== Records ==
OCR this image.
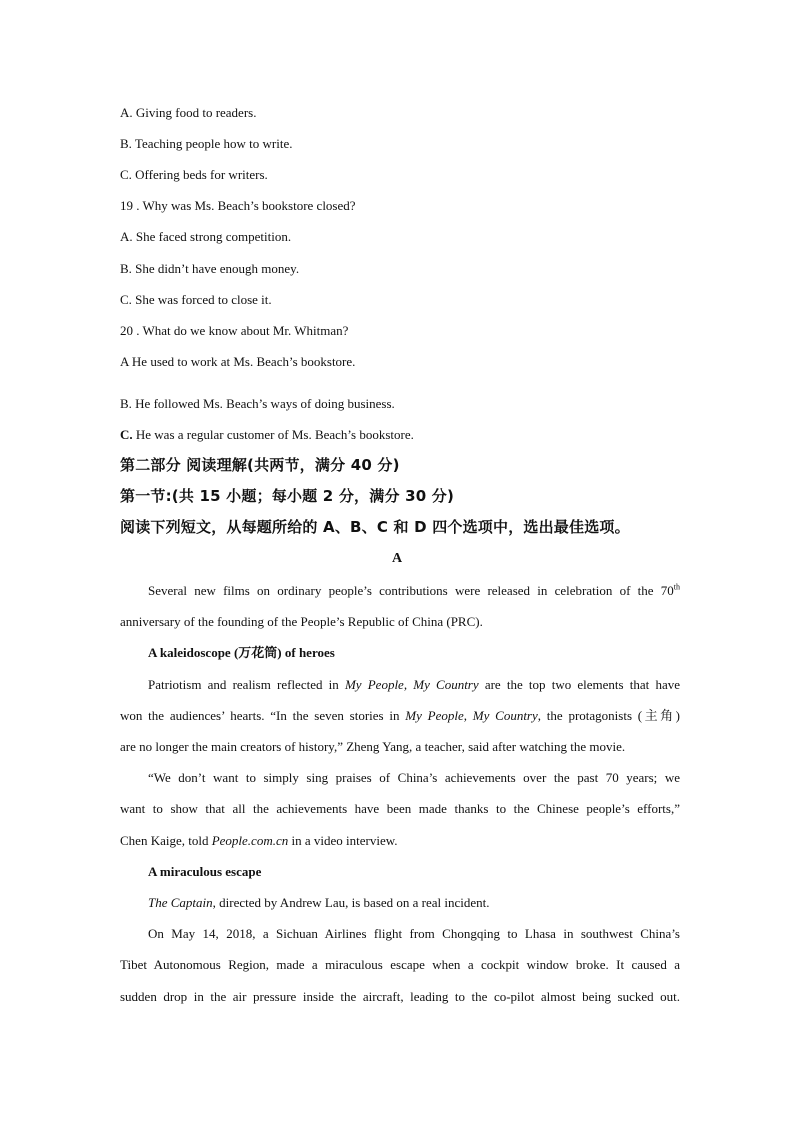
A. Giving food to readers.
B. Teaching people how to write.
C. Offering beds for writers.
19 . Why was Ms. Beach’s bookstore closed?
A. She faced strong competition.
B. She didn’t have enough money.
C. She was forced to close it.
20 . What do we know about Mr. Whitman?
A He used to work at Ms. Beach’s bookstore.
B. He followed Ms. Beach’s ways of doing business.
C. He was a regular customer of Ms. Beach’s bookstore.
第二部分 阅读理解(共两节，满分 40 分)
第一节:(共 15 小题；每小题 2 分，满分 30 分)
阅读下列短文，从每题所给的 A、B、C 和 D 四个选项中，选出最佳选项。
A
Several new films on ordinary people’s contributions were released in celebration of the 70th
anniversary of the founding of the People’s Republic of China (PRC).
A kaleidoscope (万花筒) of heroes
Patriotism and realism reflected in My People, My Country are the top two elements that have
won the audiences’ hearts. “In the seven stories in My People, My Country, the protagonists (主角)
are no longer the main creators of history,” Zheng Yang, a teacher, said after watching the movie.
“We don’t want to simply sing praises of China’s achievements over the past 70 years; we
want to show that all the achievements have been made thanks to the Chinese people’s efforts,”
Chen Kaige, told People.com.cn in a video interview.
A miraculous escape
The Captain, directed by Andrew Lau, is based on a real incident.
On May 14, 2018, a Sichuan Airlines flight from Chongqing to Lhasa in southwest China’s
Tibet Autonomous Region, made a miraculous escape when a cockpit window broke. It caused a
sudden drop in the air pressure inside the aircraft, leading to the co-pilot almost being sucked out.
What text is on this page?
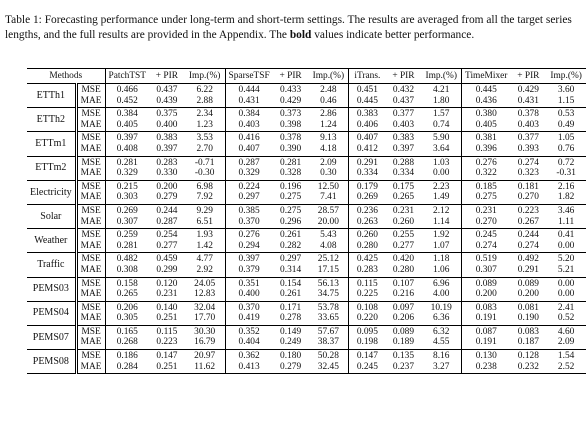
Table 1: Forecasting performance under long-term and short-term settings. The results are averaged from all the target series lengths, and the full results are provided in the Appendix. The bold values indicate better performance.
Methods		PatchTST	+ PIR	Imp.(%)	SparseTSF	+ PIR	Imp.(%)	iTrans.	+ PIR	Imp.(%)	TimeMixer	+ PIR	Imp.(%)
ETTh1	MSE	0.466	0.437	6.22	0.444	0.433	2.48	0.451	0.432	4.21	0.445	0.429	3.60
	MAE	0.452	0.439	2.88	0.431	0.429	0.46	0.445	0.437	1.80	0.436	0.431	1.15
ETTh2	MSE	0.384	0.375	2.34	0.384	0.373	2.86	0.383	0.377	1.57	0.380	0.378	0.53
	MAE	0.405	0.400	1.23	0.403	0.398	1.24	0.406	0.403	0.74	0.405	0.403	0.49
ETTm1	MSE	0.397	0.383	3.53	0.416	0.378	9.13	0.407	0.383	5.90	0.381	0.377	1.05
	MAE	0.408	0.397	2.70	0.407	0.390	4.18	0.412	0.397	3.64	0.396	0.393	0.76
ETTm2	MSE	0.281	0.283	-0.71	0.287	0.281	2.09	0.291	0.288	1.03	0.276	0.274	0.72
	MAE	0.329	0.330	-0.30	0.329	0.328	0.30	0.334	0.334	0.00	0.322	0.323	-0.31
Electricity	MSE	0.215	0.200	6.98	0.224	0.196	12.50	0.179	0.175	2.23	0.185	0.181	2.16
	MAE	0.303	0.279	7.92	0.297	0.275	7.41	0.269	0.265	1.49	0.275	0.270	1.82
Solar	MSE	0.269	0.244	9.29	0.385	0.275	28.57	0.236	0.231	2.12	0.231	0.223	3.46
	MAE	0.307	0.287	6.51	0.370	0.296	20.00	0.263	0.260	1.14	0.270	0.267	1.11
Weather	MSE	0.259	0.254	1.93	0.276	0.261	5.43	0.260	0.255	1.92	0.245	0.244	0.41
	MAE	0.281	0.277	1.42	0.294	0.282	4.08	0.280	0.277	1.07	0.274	0.274	0.00
Traffic	MSE	0.482	0.459	4.77	0.397	0.297	25.12	0.425	0.420	1.18	0.519	0.492	5.20
	MAE	0.308	0.299	2.92	0.379	0.314	17.15	0.283	0.280	1.06	0.307	0.291	5.21
PEMS03	MSE	0.158	0.120	24.05	0.351	0.154	56.13	0.115	0.107	6.96	0.089	0.089	0.00
	MAE	0.265	0.231	12.83	0.400	0.261	34.75	0.225	0.216	4.00	0.200	0.200	0.00
PEMS04	MSE	0.206	0.140	32.04	0.370	0.171	53.78	0.108	0.097	10.19	0.083	0.081	2.41
	MAE	0.305	0.251	17.70	0.419	0.278	33.65	0.220	0.206	6.36	0.191	0.190	0.52
PEMS07	MSE	0.165	0.115	30.30	0.352	0.149	57.67	0.095	0.089	6.32	0.087	0.083	4.60
	MAE	0.268	0.223	16.79	0.404	0.249	38.37	0.198	0.189	4.55	0.191	0.187	2.09
PEMS08	MSE	0.186	0.147	20.97	0.362	0.180	50.28	0.147	0.135	8.16	0.130	0.128	1.54
	MAE	0.284	0.251	11.62	0.413	0.279	32.45	0.245	0.237	3.27	0.238	0.232	2.52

== Objective ==
Repeat the material above verbatim. Leave the pictures behind.

== Task result ==
OCR this image.
A. Giving food to readers.
B. Teaching people how to write.
C. Offering beds for writers.
19 . Why was Ms. Beach’s bookstore closed?
A. She faced strong competition.
B. She didn’t have enough money.
C. She was forced to close it.
20 . What do we know about Mr. Whitman?
A He used to work at Ms. Beach’s bookstore.
B. He followed Ms. Beach’s ways of doing business.
C. He was a regular customer of Ms. Beach’s bookstore.
第二部分 阅读理解(共两节，满分 40 分)
第一节:(共 15 小题；每小题 2 分，满分 30 分)
阅读下列短文，从每题所给的 A、B、C 和 D 四个选项中，选出最佳选项。
A
Several new films on ordinary people’s contributions were released in celebration of the 70th
anniversary of the founding of the People’s Republic of China (PRC).
A kaleidoscope (万花筒) of heroes
Patriotism and realism reflected in My People, My Country are the top two elements that have
won the audiences’ hearts. “In the seven stories in My People, My Country, the protagonists (主角)
are no longer the main creators of history,” Zheng Yang, a teacher, said after watching the movie.
“We don’t want to simply sing praises of China’s achievements over the past 70 years; we
want to show that all the achievements have been made thanks to the Chinese people’s efforts,”
Chen Kaige, told People.com.cn in a video interview.
A miraculous escape
The Captain, directed by Andrew Lau, is based on a real incident.
On May 14, 2018, a Sichuan Airlines flight from Chongqing to Lhasa in southwest China’s
Tibet Autonomous Region, made a miraculous escape when a cockpit window broke. It caused a
sudden drop in the air pressure inside the aircraft, leading to the co-pilot almost being sucked out.
What text is on this page?
Table 1: Forecasting performance under long-term and short-term settings. The results are averaged from all the target series lengths, and the full results are provided in the Appendix. The bold values indicate better performance.
Methods		PatchTST	+ PIR	Imp.(%)	SparseTSF	+ PIR	Imp.(%)	iTrans.	+ PIR	Imp.(%)	TimeMixer	+ PIR	Imp.(%)
ETTh1	MSE	0.466	0.437	6.22	0.444	0.433	2.48	0.451	0.432	4.21	0.445	0.429	3.60
	MAE	0.452	0.439	2.88	0.431	0.429	0.46	0.445	0.437	1.80	0.436	0.431	1.15
ETTh2	MSE	0.384	0.375	2.34	0.384	0.373	2.86	0.383	0.377	1.57	0.380	0.378	0.53
	MAE	0.405	0.400	1.23	0.403	0.398	1.24	0.406	0.403	0.74	0.405	0.403	0.49
ETTm1	MSE	0.397	0.383	3.53	0.416	0.378	9.13	0.407	0.383	5.90	0.381	0.377	1.05
	MAE	0.408	0.397	2.70	0.407	0.390	4.18	0.412	0.397	3.64	0.396	0.393	0.76
ETTm2	MSE	0.281	0.283	-0.71	0.287	0.281	2.09	0.291	0.288	1.03	0.276	0.274	0.72
	MAE	0.329	0.330	-0.30	0.329	0.328	0.30	0.334	0.334	0.00	0.322	0.323	-0.31
Electricity	MSE	0.215	0.200	6.98	0.224	0.196	12.50	0.179	0.175	2.23	0.185	0.181	2.16
	MAE	0.303	0.279	7.92	0.297	0.275	7.41	0.269	0.265	1.49	0.275	0.270	1.82
Solar	MSE	0.269	0.244	9.29	0.385	0.275	28.57	0.236	0.231	2.12	0.231	0.223	3.46
	MAE	0.307	0.287	6.51	0.370	0.296	20.00	0.263	0.260	1.14	0.270	0.267	1.11
Weather	MSE	0.259	0.254	1.93	0.276	0.261	5.43	0.260	0.255	1.92	0.245	0.244	0.41
	MAE	0.281	0.277	1.42	0.294	0.282	4.08	0.280	0.277	1.07	0.274	0.274	0.00
Traffic	MSE	0.482	0.459	4.77	0.397	0.297	25.12	0.425	0.420	1.18	0.519	0.492	5.20
	MAE	0.308	0.299	2.92	0.379	0.314	17.15	0.283	0.280	1.06	0.307	0.291	5.21
PEMS03	MSE	0.158	0.120	24.05	0.351	0.154	56.13	0.115	0.107	6.96	0.089	0.089	0.00
	MAE	0.265	0.231	12.83	0.400	0.261	34.75	0.225	0.216	4.00	0.200	0.200	0.00
PEMS04	MSE	0.206	0.140	32.04	0.370	0.171	53.78	0.108	0.097	10.19	0.083	0.081	2.41
	MAE	0.305	0.251	17.70	0.419	0.278	33.65	0.220	0.206	6.36	0.191	0.190	0.52
PEMS07	MSE	0.165	0.115	30.30	0.352	0.149	57.67	0.095	0.089	6.32	0.087	0.083	4.60
	MAE	0.268	0.223	16.79	0.404	0.249	38.37	0.198	0.189	4.55	0.191	0.187	2.09
PEMS08	MSE	0.186	0.147	20.97	0.362	0.180	50.28	0.147	0.135	8.16	0.130	0.128	1.54
	MAE	0.284	0.251	11.62	0.413	0.279	32.45	0.245	0.237	3.27	0.238	0.232	2.52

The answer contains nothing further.